Exercise requirements - Reproduce the portion of the story read-through post starting with "One of the most" and going on through "mystery at that.".

Extract -
⁂
Anatomy of a story read-through

This afternoon I finished my read through of Part 1 of my NaNoWriMo novel. The piece was 35,500 words long. I read through it on my Kindle and made more than 165 notes as I worked through it.

One of the most valuable things I’ve got from the writers groups to which I belong is to learn how to critique my own work. Critique other people’s work enough time and you really do start to learn what to look for in your own. When I wrote Part 1, I thought I had something pretty good. When I started reading, I tried reading with a critical eye, one in which I was looking to cut form 35,000 words down to 15-to-20,000 and to make it a self-contained story, and add an element of mystery at that.

What follows is a list of some of the comments I made as read through Part 1. They will obviously be out of context, since you won’t see the original passages, but I think some of them provide a useful insight into how to take a critical look at a draft of a story, and the kinds of questions I ask myself. To some of these I have added some additional comments to provide a better context for what I mean.

  • Be more specific here. First drafts, for me, are often like sketches. In this case, I had a line that simply read, “It seemed like forever since she smiled.” My note is basically telling me to add color, to illustrate this better. Instead of saying it, so something to make it seem unusual. Maybe she will smile for the first time in a while and notice the color of her teeth–which will get her to thinking that she hadn’t smiled in a while. Bottom line is to take this out of draft form and give it life.
  • Need to make sure this is consistent. This was a continuity issue, and the note is telling me to make sure that this is consistent with the state of the scene a few minutes earlier.
  • This should show up later…. One of the many ways I indicate the placement of breadcrumbs that tie various story elements together. In this case it refers to a bottle of wine which I think needs to be more symbolic after a major event in the story has taken place. Now that I more or less know the whole story, I know that this will fit well if it came back into play later on.
  • This is good because it is a nice segue into a complication. Okay, not all of my comments are critical. I find it nice to occasionally call out the stuff that works, too.
  • Another theme and challenge to overcome. Just identifying themes. The note tells me this should play a bigger part in the overall story arc.
⁂
Recorded information -
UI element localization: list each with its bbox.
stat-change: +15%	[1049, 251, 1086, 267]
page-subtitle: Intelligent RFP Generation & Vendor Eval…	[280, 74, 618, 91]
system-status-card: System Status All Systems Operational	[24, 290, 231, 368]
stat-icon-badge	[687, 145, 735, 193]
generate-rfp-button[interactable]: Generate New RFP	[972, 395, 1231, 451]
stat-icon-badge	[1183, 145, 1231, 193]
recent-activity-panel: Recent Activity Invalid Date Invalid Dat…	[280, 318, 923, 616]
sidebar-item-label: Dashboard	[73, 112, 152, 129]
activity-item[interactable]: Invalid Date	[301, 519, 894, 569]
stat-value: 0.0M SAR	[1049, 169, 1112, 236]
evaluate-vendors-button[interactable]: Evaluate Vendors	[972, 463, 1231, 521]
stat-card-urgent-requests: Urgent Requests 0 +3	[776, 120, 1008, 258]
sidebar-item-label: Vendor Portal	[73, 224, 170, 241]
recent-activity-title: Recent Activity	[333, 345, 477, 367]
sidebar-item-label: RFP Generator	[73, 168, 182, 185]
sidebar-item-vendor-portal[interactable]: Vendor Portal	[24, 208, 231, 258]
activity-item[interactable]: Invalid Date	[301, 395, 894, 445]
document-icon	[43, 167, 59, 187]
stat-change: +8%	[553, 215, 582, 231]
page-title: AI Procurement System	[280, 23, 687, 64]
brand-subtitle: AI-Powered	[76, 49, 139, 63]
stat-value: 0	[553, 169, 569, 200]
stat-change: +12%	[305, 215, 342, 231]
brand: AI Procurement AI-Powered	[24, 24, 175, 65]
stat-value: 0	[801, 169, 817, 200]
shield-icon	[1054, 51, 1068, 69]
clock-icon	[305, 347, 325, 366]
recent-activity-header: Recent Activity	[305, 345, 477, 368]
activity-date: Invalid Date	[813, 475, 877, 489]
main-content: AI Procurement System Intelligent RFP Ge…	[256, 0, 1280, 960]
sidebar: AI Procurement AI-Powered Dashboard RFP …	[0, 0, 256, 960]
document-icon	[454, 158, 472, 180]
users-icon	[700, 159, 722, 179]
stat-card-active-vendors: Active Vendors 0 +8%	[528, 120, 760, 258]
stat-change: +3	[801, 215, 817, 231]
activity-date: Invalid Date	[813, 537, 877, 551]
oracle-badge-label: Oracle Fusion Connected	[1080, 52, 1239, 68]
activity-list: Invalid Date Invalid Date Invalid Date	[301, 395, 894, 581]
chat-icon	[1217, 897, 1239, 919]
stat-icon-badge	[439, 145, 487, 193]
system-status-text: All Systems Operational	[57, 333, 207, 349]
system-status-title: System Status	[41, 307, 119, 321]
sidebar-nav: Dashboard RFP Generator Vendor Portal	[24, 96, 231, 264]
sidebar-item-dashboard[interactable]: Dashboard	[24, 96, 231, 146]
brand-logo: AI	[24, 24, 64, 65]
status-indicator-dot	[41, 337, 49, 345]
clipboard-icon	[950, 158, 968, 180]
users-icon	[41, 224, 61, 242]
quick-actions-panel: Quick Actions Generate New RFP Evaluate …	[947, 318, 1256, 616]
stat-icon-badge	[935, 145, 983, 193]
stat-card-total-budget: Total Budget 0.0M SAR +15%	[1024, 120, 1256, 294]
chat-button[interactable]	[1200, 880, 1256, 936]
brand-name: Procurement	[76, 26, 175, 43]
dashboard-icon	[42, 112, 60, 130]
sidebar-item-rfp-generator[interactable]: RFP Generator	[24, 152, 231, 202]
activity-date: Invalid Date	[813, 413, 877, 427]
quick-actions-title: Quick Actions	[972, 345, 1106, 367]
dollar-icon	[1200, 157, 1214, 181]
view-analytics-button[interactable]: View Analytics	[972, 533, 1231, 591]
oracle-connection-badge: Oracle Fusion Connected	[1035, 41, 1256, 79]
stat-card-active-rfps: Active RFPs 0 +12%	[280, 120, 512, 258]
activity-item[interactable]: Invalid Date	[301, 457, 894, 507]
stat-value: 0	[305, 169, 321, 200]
⁂
Output -
One of the most valuable things I’ve got from the writers groups to which I belong is to learn how to critique my own work. Critique other people’s work enough time and you really do start to learn what to look for in your own. When I wrote Part 1, I thought I had something pretty good. When I started reading, I tried reading with a critical eye, one in which I was looking to cut form 35,000 words down to 15-to-20,000 and to make it a self-contained story, and add an element of mystery at that.